▸ **Problem**
Filter the records below for the word "legend". Copy each line that holds it.

....................

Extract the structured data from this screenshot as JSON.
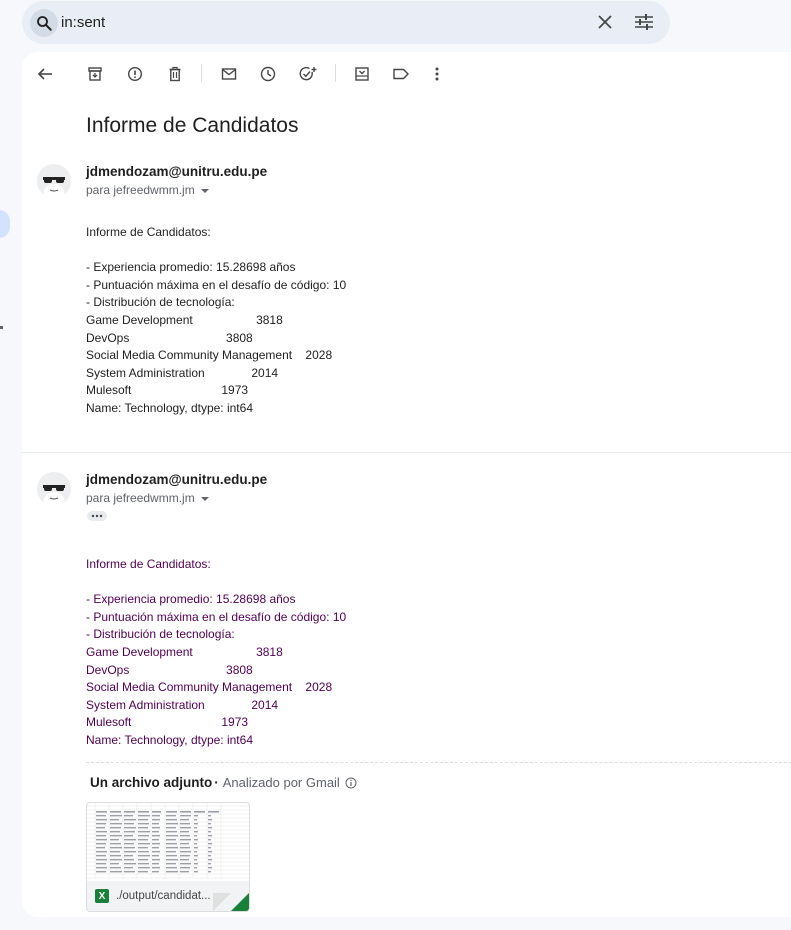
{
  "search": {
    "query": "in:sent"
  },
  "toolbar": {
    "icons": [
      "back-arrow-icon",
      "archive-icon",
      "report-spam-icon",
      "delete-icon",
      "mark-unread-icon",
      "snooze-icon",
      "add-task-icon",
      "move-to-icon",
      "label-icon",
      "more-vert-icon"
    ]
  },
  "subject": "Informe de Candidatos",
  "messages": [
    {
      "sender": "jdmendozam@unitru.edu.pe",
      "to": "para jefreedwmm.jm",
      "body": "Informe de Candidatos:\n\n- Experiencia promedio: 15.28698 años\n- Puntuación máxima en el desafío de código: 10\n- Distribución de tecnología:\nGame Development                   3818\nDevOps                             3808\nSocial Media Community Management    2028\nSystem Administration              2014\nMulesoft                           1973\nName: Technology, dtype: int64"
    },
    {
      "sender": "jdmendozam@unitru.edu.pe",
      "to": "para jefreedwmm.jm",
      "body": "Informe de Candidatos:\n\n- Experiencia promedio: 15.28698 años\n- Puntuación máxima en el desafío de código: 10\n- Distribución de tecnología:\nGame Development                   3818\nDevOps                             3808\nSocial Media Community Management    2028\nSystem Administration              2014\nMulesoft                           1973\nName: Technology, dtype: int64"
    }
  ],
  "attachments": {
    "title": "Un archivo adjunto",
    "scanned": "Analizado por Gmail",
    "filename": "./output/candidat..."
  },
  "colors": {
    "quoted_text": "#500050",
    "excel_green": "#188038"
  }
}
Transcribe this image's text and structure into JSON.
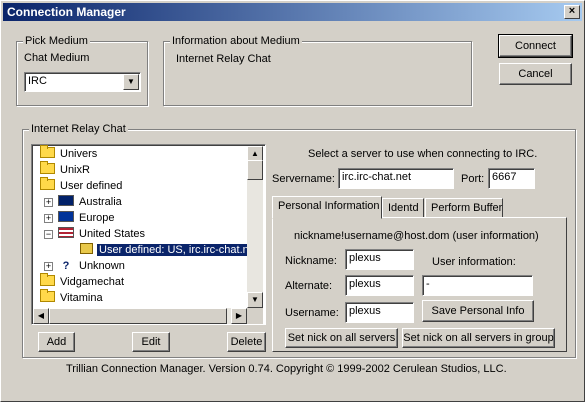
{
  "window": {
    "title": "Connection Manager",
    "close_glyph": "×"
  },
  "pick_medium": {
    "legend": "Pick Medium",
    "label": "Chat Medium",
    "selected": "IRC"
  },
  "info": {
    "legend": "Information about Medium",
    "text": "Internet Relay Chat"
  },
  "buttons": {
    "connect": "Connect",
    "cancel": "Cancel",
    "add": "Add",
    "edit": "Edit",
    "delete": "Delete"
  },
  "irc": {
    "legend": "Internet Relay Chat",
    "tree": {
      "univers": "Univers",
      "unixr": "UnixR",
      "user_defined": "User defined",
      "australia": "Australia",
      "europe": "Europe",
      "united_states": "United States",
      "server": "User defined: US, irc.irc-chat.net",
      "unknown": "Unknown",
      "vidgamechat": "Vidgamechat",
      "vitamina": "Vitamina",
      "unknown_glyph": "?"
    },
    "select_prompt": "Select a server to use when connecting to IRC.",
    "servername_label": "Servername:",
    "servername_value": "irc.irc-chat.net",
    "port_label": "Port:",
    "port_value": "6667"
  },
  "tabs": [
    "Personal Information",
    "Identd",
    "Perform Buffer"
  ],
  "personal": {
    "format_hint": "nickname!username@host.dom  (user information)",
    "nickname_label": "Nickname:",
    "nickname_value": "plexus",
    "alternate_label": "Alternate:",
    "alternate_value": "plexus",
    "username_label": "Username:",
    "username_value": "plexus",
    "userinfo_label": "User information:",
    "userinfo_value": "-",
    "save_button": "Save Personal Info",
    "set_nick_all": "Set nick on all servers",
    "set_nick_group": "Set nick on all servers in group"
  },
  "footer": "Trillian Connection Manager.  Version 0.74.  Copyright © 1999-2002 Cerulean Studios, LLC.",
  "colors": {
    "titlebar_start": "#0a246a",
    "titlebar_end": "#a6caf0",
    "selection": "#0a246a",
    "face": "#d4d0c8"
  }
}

....................

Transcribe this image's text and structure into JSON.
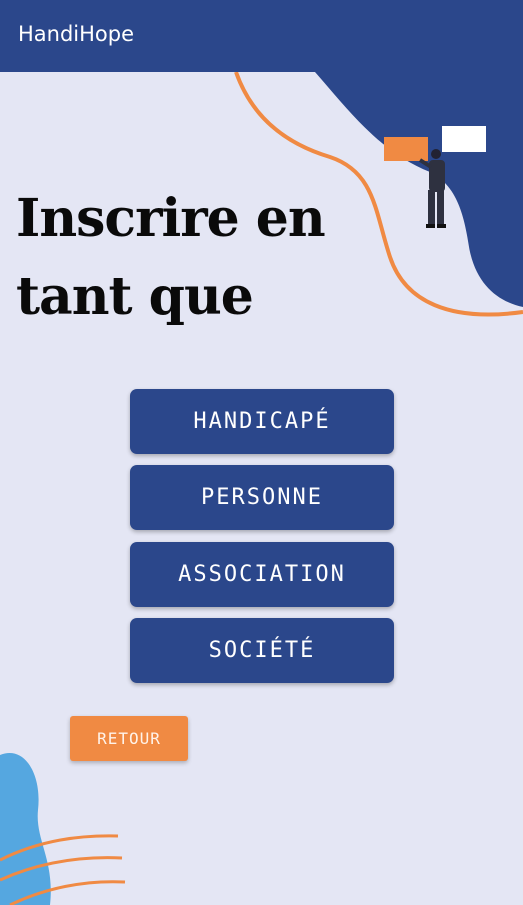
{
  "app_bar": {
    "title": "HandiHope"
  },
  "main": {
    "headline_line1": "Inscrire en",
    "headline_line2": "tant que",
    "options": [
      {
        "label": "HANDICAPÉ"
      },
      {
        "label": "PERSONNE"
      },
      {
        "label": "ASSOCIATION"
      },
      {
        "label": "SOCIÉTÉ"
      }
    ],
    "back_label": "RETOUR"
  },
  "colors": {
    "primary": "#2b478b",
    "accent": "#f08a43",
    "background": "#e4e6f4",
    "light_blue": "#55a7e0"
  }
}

....................

▸ **Expected answer**
    "legend": "Pick Medium",
    "legend": "Information about Medium",
    "legend": "Internet Relay Chat",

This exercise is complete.